┌─ Material to process

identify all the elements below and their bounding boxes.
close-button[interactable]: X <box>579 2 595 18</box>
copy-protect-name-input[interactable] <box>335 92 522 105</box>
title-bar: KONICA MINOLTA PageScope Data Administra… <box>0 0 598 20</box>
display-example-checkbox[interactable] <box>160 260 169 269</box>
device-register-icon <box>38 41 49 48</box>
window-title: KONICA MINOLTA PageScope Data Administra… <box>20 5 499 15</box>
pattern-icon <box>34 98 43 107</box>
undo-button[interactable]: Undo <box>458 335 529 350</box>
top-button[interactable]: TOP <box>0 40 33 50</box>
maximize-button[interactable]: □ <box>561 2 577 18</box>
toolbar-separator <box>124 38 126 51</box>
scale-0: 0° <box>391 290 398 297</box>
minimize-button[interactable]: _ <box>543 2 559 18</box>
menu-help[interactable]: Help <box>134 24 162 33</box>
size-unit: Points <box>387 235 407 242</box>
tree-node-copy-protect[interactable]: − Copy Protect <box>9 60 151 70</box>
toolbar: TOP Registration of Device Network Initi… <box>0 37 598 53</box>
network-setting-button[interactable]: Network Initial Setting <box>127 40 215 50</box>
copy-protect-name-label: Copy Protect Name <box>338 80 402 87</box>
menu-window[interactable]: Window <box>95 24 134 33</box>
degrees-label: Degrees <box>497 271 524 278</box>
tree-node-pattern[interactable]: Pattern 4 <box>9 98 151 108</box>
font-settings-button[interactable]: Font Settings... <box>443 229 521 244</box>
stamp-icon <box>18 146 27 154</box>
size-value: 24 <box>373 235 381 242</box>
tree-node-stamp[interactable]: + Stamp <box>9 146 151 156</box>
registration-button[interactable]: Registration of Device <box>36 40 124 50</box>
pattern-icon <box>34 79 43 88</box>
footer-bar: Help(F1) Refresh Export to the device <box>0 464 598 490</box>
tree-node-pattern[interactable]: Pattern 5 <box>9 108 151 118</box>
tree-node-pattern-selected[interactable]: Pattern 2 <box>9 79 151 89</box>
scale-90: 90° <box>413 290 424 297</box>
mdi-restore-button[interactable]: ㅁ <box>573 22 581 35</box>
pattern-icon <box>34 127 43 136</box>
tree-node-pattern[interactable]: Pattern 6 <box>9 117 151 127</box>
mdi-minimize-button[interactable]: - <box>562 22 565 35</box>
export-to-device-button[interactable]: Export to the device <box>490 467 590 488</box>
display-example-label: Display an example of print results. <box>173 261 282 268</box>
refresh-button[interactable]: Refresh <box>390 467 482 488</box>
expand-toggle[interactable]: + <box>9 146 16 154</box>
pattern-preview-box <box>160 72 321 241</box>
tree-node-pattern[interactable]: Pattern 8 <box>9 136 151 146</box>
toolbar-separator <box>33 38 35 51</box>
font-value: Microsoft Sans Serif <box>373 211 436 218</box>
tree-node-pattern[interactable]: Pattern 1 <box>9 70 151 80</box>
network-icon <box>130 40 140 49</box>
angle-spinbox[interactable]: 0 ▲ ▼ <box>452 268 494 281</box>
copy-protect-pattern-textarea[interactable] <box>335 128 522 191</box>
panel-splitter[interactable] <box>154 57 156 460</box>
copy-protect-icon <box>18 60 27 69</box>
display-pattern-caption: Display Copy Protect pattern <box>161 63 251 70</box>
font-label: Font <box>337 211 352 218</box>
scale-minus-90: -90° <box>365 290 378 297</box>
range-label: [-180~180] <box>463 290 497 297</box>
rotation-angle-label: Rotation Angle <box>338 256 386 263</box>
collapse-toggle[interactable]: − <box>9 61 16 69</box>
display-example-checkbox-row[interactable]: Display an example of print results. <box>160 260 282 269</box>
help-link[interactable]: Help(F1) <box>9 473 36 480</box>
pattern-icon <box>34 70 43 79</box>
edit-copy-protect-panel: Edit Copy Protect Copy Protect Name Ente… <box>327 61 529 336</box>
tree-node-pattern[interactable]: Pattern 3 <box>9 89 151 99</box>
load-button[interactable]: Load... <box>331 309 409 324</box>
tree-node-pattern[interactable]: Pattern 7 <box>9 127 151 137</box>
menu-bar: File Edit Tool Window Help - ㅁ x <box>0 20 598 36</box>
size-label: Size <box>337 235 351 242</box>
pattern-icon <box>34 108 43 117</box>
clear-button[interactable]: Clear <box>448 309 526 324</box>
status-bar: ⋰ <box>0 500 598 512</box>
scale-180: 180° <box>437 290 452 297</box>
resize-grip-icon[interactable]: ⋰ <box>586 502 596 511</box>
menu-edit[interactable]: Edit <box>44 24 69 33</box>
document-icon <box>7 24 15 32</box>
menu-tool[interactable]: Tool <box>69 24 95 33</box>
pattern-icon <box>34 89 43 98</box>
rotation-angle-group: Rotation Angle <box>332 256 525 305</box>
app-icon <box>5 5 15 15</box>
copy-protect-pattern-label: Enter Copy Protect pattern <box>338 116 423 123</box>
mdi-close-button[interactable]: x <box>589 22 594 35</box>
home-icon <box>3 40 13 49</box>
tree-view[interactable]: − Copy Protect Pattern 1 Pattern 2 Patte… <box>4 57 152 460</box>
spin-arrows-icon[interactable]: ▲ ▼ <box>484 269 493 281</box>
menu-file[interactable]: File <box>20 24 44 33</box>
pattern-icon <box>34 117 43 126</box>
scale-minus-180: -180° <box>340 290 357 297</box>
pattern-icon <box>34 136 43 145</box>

└─

# What you will do
Can you return every line of the entries above verbatim, with no changes?

# Response for this exercise
identify all the elements below and their bounding boxes.
close-button[interactable]: X <box>579 2 595 18</box>
copy-protect-name-input[interactable] <box>335 92 522 105</box>
title-bar: KONICA MINOLTA PageScope Data Administra… <box>0 0 598 20</box>
display-example-checkbox[interactable] <box>160 260 169 269</box>
device-register-icon <box>38 41 49 48</box>
window-title: KONICA MINOLTA PageScope Data Administra… <box>20 5 499 15</box>
pattern-icon <box>34 98 43 107</box>
undo-button[interactable]: Undo <box>458 335 529 350</box>
top-button[interactable]: TOP <box>0 40 33 50</box>
maximize-button[interactable]: □ <box>561 2 577 18</box>
toolbar-separator <box>124 38 126 51</box>
scale-0: 0° <box>391 290 398 297</box>
minimize-button[interactable]: _ <box>543 2 559 18</box>
menu-help[interactable]: Help <box>134 24 162 33</box>
size-unit: Points <box>387 235 407 242</box>
tree-node-copy-protect[interactable]: − Copy Protect <box>9 60 151 70</box>
toolbar: TOP Registration of Device Network Initi… <box>0 37 598 53</box>
network-setting-button[interactable]: Network Initial Setting <box>127 40 215 50</box>
copy-protect-name-label: Copy Protect Name <box>338 80 402 87</box>
menu-window[interactable]: Window <box>95 24 134 33</box>
degrees-label: Degrees <box>497 271 524 278</box>
tree-node-pattern[interactable]: Pattern 4 <box>9 98 151 108</box>
font-settings-button[interactable]: Font Settings... <box>443 229 521 244</box>
stamp-icon <box>18 146 27 154</box>
size-value: 24 <box>373 235 381 242</box>
tree-node-stamp[interactable]: + Stamp <box>9 146 151 156</box>
registration-button[interactable]: Registration of Device <box>36 40 124 50</box>
pattern-icon <box>34 79 43 88</box>
footer-bar: Help(F1) Refresh Export to the device <box>0 464 598 490</box>
tree-node-pattern[interactable]: Pattern 5 <box>9 108 151 118</box>
tree-node-pattern-selected[interactable]: Pattern 2 <box>9 79 151 89</box>
scale-90: 90° <box>413 290 424 297</box>
mdi-restore-button[interactable]: ㅁ <box>573 22 581 35</box>
pattern-icon <box>34 127 43 136</box>
tree-node-pattern[interactable]: Pattern 6 <box>9 117 151 127</box>
mdi-minimize-button[interactable]: - <box>562 22 565 35</box>
export-to-device-button[interactable]: Export to the device <box>490 467 590 488</box>
display-example-label: Display an example of print results. <box>173 261 282 268</box>
refresh-button[interactable]: Refresh <box>390 467 482 488</box>
expand-toggle[interactable]: + <box>9 146 16 154</box>
pattern-preview-box <box>160 72 321 241</box>
tree-node-pattern[interactable]: Pattern 8 <box>9 136 151 146</box>
toolbar-separator <box>33 38 35 51</box>
font-value: Microsoft Sans Serif <box>373 211 436 218</box>
tree-node-pattern[interactable]: Pattern 1 <box>9 70 151 80</box>
network-icon <box>130 40 140 49</box>
angle-spinbox[interactable]: 0 ▲ ▼ <box>452 268 494 281</box>
copy-protect-pattern-textarea[interactable] <box>335 128 522 191</box>
panel-splitter[interactable] <box>154 57 156 460</box>
copy-protect-icon <box>18 60 27 69</box>
display-pattern-caption: Display Copy Protect pattern <box>161 63 251 70</box>
font-label: Font <box>337 211 352 218</box>
scale-minus-90: -90° <box>365 290 378 297</box>
range-label: [-180~180] <box>463 290 497 297</box>
rotation-angle-label: Rotation Angle <box>338 256 386 263</box>
collapse-toggle[interactable]: − <box>9 61 16 69</box>
display-example-checkbox-row[interactable]: Display an example of print results. <box>160 260 282 269</box>
help-link[interactable]: Help(F1) <box>9 473 36 480</box>
pattern-icon <box>34 70 43 79</box>
edit-copy-protect-panel: Edit Copy Protect Copy Protect Name Ente… <box>327 61 529 336</box>
tree-node-pattern[interactable]: Pattern 3 <box>9 89 151 99</box>
load-button[interactable]: Load... <box>331 309 409 324</box>
tree-node-pattern[interactable]: Pattern 7 <box>9 127 151 137</box>
menu-bar: File Edit Tool Window Help - ㅁ x <box>0 20 598 36</box>
size-label: Size <box>337 235 351 242</box>
pattern-icon <box>34 108 43 117</box>
clear-button[interactable]: Clear <box>448 309 526 324</box>
status-bar: ⋰ <box>0 500 598 512</box>
scale-180: 180° <box>437 290 452 297</box>
resize-grip-icon[interactable]: ⋰ <box>586 502 596 511</box>
menu-edit[interactable]: Edit <box>44 24 69 33</box>
document-icon <box>7 24 15 32</box>
menu-tool[interactable]: Tool <box>69 24 95 33</box>
pattern-icon <box>34 89 43 98</box>
rotation-angle-group: Rotation Angle <box>332 256 525 305</box>
app-icon <box>5 5 15 15</box>
copy-protect-pattern-label: Enter Copy Protect pattern <box>338 116 423 123</box>
mdi-close-button[interactable]: x <box>589 22 594 35</box>
home-icon <box>3 40 13 49</box>
tree-view[interactable]: − Copy Protect Pattern 1 Pattern 2 Patte… <box>4 57 152 460</box>
spin-arrows-icon[interactable]: ▲ ▼ <box>484 269 493 281</box>
menu-file[interactable]: File <box>20 24 44 33</box>
pattern-icon <box>34 117 43 126</box>
scale-minus-180: -180° <box>340 290 357 297</box>
pattern-icon <box>34 136 43 145</box>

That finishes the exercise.